— start of ENTRIES PROVIDED —
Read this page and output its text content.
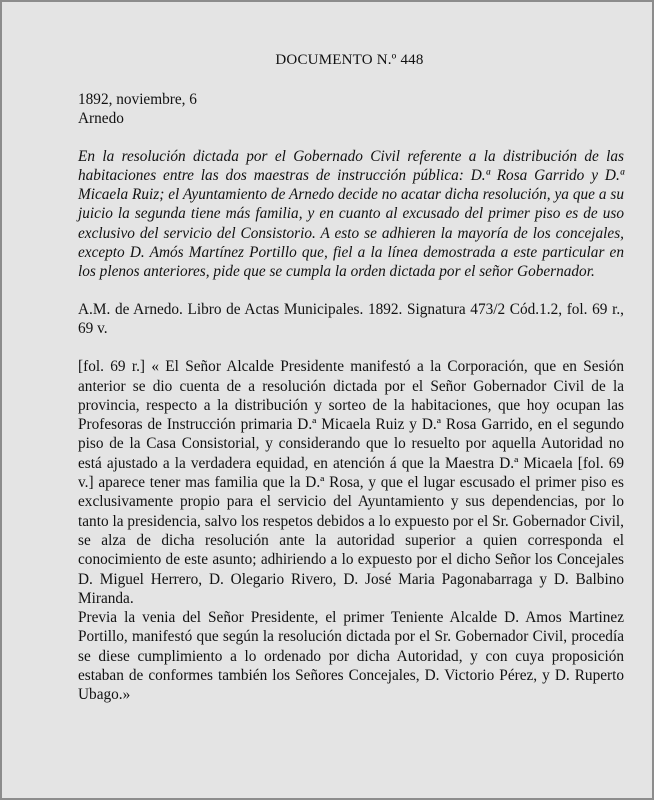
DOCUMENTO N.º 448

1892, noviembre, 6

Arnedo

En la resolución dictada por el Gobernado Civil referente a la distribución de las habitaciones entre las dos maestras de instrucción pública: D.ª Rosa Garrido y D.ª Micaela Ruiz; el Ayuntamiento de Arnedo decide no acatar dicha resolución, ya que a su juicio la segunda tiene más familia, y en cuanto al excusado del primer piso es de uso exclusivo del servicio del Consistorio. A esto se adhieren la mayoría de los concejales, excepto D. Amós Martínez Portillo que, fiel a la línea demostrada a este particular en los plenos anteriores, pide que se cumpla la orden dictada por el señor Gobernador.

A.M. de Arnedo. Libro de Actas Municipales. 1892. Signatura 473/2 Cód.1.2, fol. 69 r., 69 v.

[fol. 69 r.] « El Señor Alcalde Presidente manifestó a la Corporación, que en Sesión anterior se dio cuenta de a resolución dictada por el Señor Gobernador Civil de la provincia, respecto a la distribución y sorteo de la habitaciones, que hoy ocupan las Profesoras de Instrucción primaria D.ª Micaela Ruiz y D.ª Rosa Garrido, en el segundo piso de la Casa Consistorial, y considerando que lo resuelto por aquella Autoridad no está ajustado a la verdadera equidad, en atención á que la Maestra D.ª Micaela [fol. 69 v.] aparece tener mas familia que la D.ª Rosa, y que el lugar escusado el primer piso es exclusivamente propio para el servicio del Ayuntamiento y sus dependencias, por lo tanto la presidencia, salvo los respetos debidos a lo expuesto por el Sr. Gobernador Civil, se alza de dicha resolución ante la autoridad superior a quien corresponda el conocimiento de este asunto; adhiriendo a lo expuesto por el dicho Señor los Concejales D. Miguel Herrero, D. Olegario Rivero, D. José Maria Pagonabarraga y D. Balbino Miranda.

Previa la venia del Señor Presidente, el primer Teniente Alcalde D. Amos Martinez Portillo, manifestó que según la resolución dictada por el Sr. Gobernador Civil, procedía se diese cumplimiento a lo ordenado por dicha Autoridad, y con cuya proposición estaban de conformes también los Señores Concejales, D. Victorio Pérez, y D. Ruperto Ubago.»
— end of ENTRIES PROVIDED —
WORK INSTRUCTIONS
Your copy of the data should match it exactly, except that pictures are left out.

SOLUTION TO THIS EXERCISE
Read this page and output its text content.
DOCUMENTO N.º 448

1892, noviembre, 6

Arnedo

En la resolución dictada por el Gobernado Civil referente a la distribución de las habitaciones entre las dos maestras de instrucción pública: D.ª Rosa Garrido y D.ª Micaela Ruiz; el Ayuntamiento de Arnedo decide no acatar dicha resolución, ya que a su juicio la segunda tiene más familia, y en cuanto al excusado del primer piso es de uso exclusivo del servicio del Consistorio. A esto se adhieren la mayoría de los concejales, excepto D. Amós Martínez Portillo que, fiel a la línea demostrada a este particular en los plenos anteriores, pide que se cumpla la orden dictada por el señor Gobernador.

A.M. de Arnedo. Libro de Actas Municipales. 1892. Signatura 473/2 Cód.1.2, fol. 69 r., 69 v.

[fol. 69 r.] « El Señor Alcalde Presidente manifestó a la Corporación, que en Sesión anterior se dio cuenta de a resolución dictada por el Señor Gobernador Civil de la provincia, respecto a la distribución y sorteo de la habitaciones, que hoy ocupan las Profesoras de Instrucción primaria D.ª Micaela Ruiz y D.ª Rosa Garrido, en el segundo piso de la Casa Consistorial, y considerando que lo resuelto por aquella Autoridad no está ajustado a la verdadera equidad, en atención á que la Maestra D.ª Micaela [fol. 69 v.] aparece tener mas familia que la D.ª Rosa, y que el lugar escusado el primer piso es exclusivamente propio para el servicio del Ayuntamiento y sus dependencias, por lo tanto la presidencia, salvo los respetos debidos a lo expuesto por el Sr. Gobernador Civil, se alza de dicha resolución ante la autoridad superior a quien corresponda el conocimiento de este asunto; adhiriendo a lo expuesto por el dicho Señor los Concejales D. Miguel Herrero, D. Olegario Rivero, D. José Maria Pagonabarraga y D. Balbino Miranda.

Previa la venia del Señor Presidente, el primer Teniente Alcalde D. Amos Martinez Portillo, manifestó que según la resolución dictada por el Sr. Gobernador Civil, procedía se diese cumplimiento a lo ordenado por dicha Autoridad, y con cuya proposición estaban de conformes también los Señores Concejales, D. Victorio Pérez, y D. Ruperto Ubago.»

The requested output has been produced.